=== RECORDED INFORMATION ===

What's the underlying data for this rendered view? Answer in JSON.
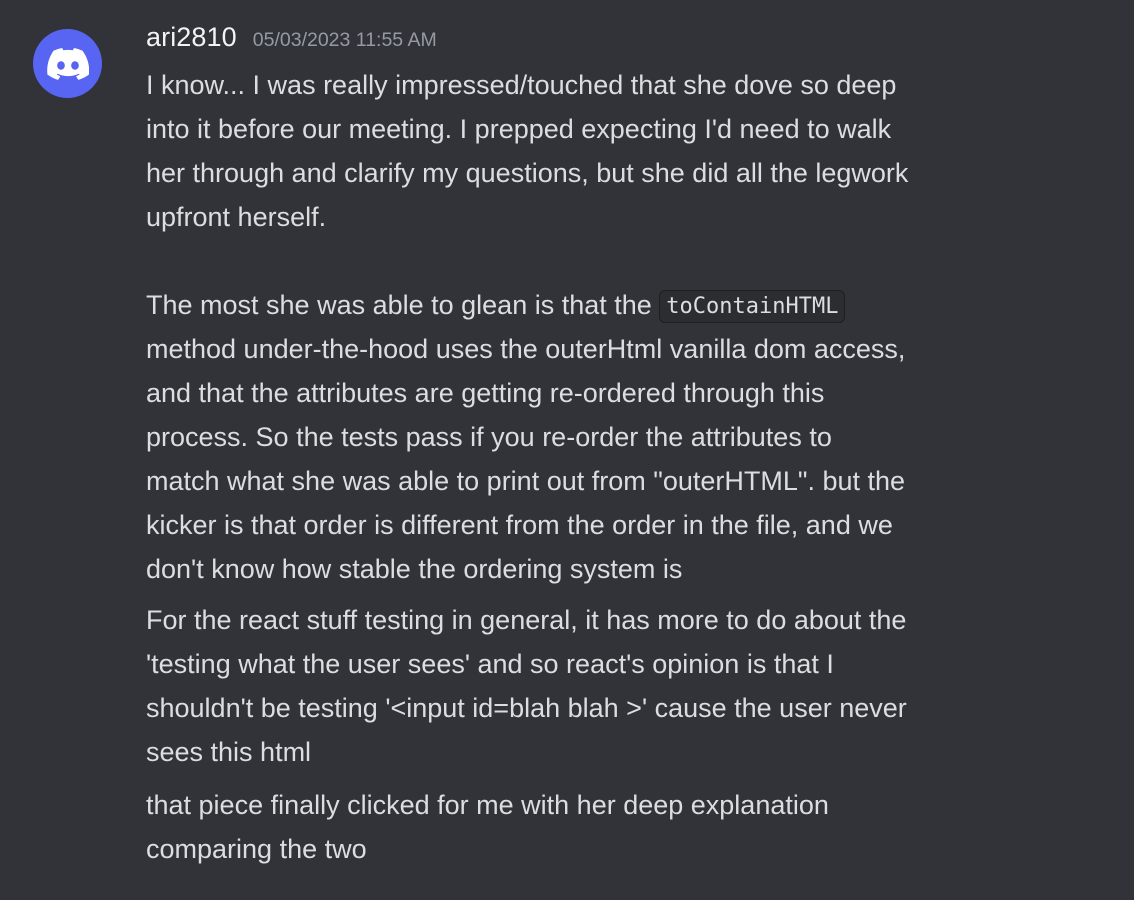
{
  "author": {
    "username": "ari2810",
    "timestamp": "05/03/2023 11:55 AM",
    "avatar_icon": "discord-logo-icon",
    "avatar_color": "#5865f2"
  },
  "messages": [
    {
      "lines": [
        "I know... I was really impressed/touched that she dove so deep",
        "into it before our meeting. I prepped expecting I'd need to walk",
        "her through and clarify my questions, but she did all the legwork",
        "upfront herself."
      ],
      "para2_line1_prefix": "The most she was able to glean is that the ",
      "para2_code": "toContainHTML",
      "para2_lines": [
        "method under-the-hood uses the outerHtml vanilla dom access,",
        "and that the attributes are getting re-ordered through this",
        "process. So the tests pass if you re-order the attributes to",
        "match what she was able to print out from \"outerHTML\".  but the",
        "kicker is that order is different from the order in the file, and we",
        "don't know how stable the ordering system is"
      ]
    },
    {
      "lines": [
        "For the react stuff testing in general, it has more to do about the",
        "'testing what the user sees' and so react's opinion is that I",
        "shouldn't be testing '<input id=blah blah >' cause the user never",
        "sees this html"
      ]
    },
    {
      "lines": [
        "that piece finally clicked for me with her deep explanation",
        "comparing the two"
      ]
    }
  ],
  "colors": {
    "background": "#313338",
    "text": "#dbdee1",
    "username": "#f2f3f5",
    "timestamp": "#949ba4",
    "code_bg": "#2b2d31"
  }
}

===

▶ **GOAL**
Working from the listing above, pick out every line that has "react" and copy it.

▶ **OUTPUT OF THE EXERCISE**
        "For the react stuff testing in general, it has more to do about the",
        "'testing what the user sees' and so react's opinion is that I",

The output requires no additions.